Reproduce the items from the line with "findings-heading: Findings: bbox=[1457, 286, 1749, 362]" to the line with "finding-item-1: Adding fine", changing "environment" to "surroundings" and leaving everything else as it is. Give only those lines.

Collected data
--- Start ---

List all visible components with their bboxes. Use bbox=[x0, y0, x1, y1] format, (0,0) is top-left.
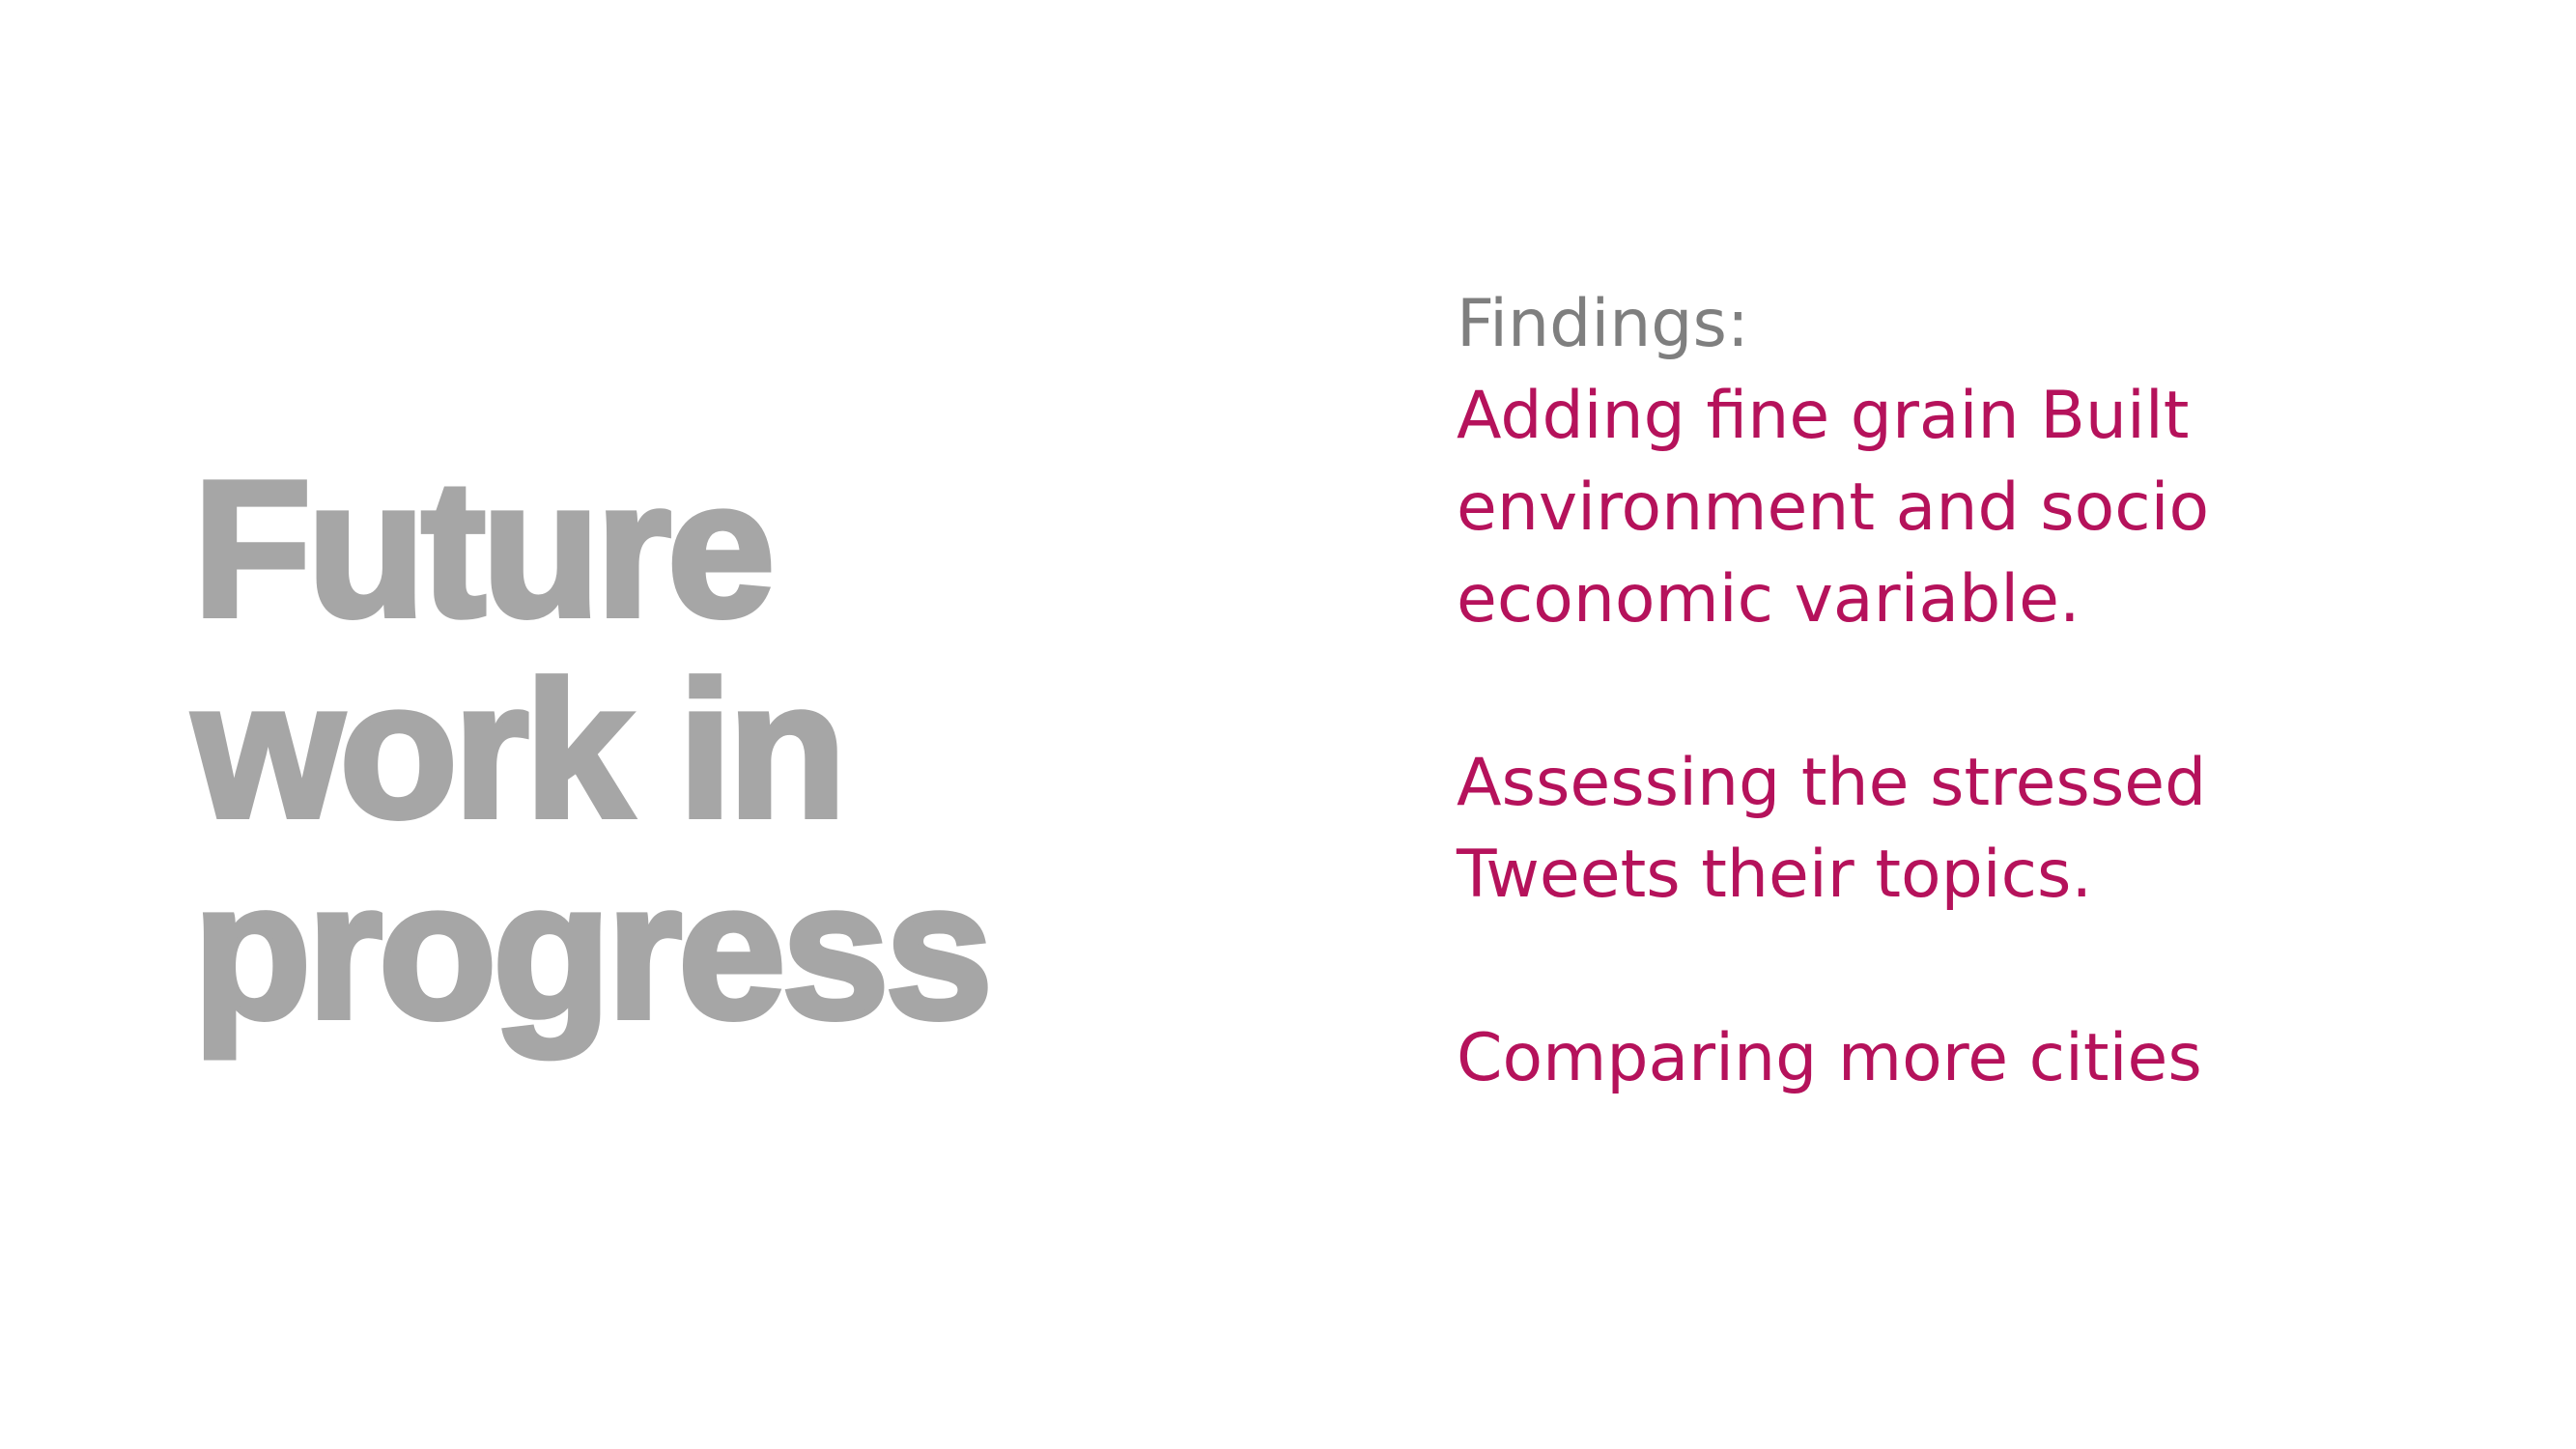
findings-heading: Findings: bbox=[1457, 286, 1749, 362]
finding-1-line-2: environment and socio bbox=[1457, 469, 2210, 546]
spacer bbox=[1457, 921, 2519, 1012]
finding-item-1: Adding fine grain Built environment and … bbox=[1457, 370, 2519, 645]
title-line-1: Future bbox=[190, 441, 778, 657]
finding-2-line-2: Tweets their topics. bbox=[1457, 837, 2093, 913]
finding-item-2: Assessing the stressed Tweets their topi… bbox=[1457, 737, 2519, 921]
findings-panel: Findings: Adding fine grain Built enviro… bbox=[1457, 278, 2519, 1104]
finding-item-3: Comparing more cities bbox=[1457, 1012, 2519, 1104]
spacer bbox=[1457, 645, 2519, 737]
finding-1-line-3: economic variable. bbox=[1457, 561, 2081, 638]
title-line-3: progress bbox=[190, 843, 996, 1059]
slide-title: Future work in progress bbox=[190, 441, 1062, 1059]
finding-1-line-1: Adding fine grain Built bbox=[1457, 378, 2190, 454]
finding-2-line-1: Assessing the stressed bbox=[1457, 745, 2207, 821]
finding-3-line-1: Comparing more cities bbox=[1457, 1020, 2202, 1096]
title-line-2: work in bbox=[190, 642, 849, 858]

--- End ---

■ Reply to the task:
findings-heading: Findings: bbox=[1457, 286, 1749, 362]
finding-1-line-2: surroundings and socio bbox=[1457, 469, 2210, 546]
spacer bbox=[1457, 921, 2519, 1012]
finding-item-1: Adding fine grain Built surroundings and … bbox=[1457, 370, 2519, 645]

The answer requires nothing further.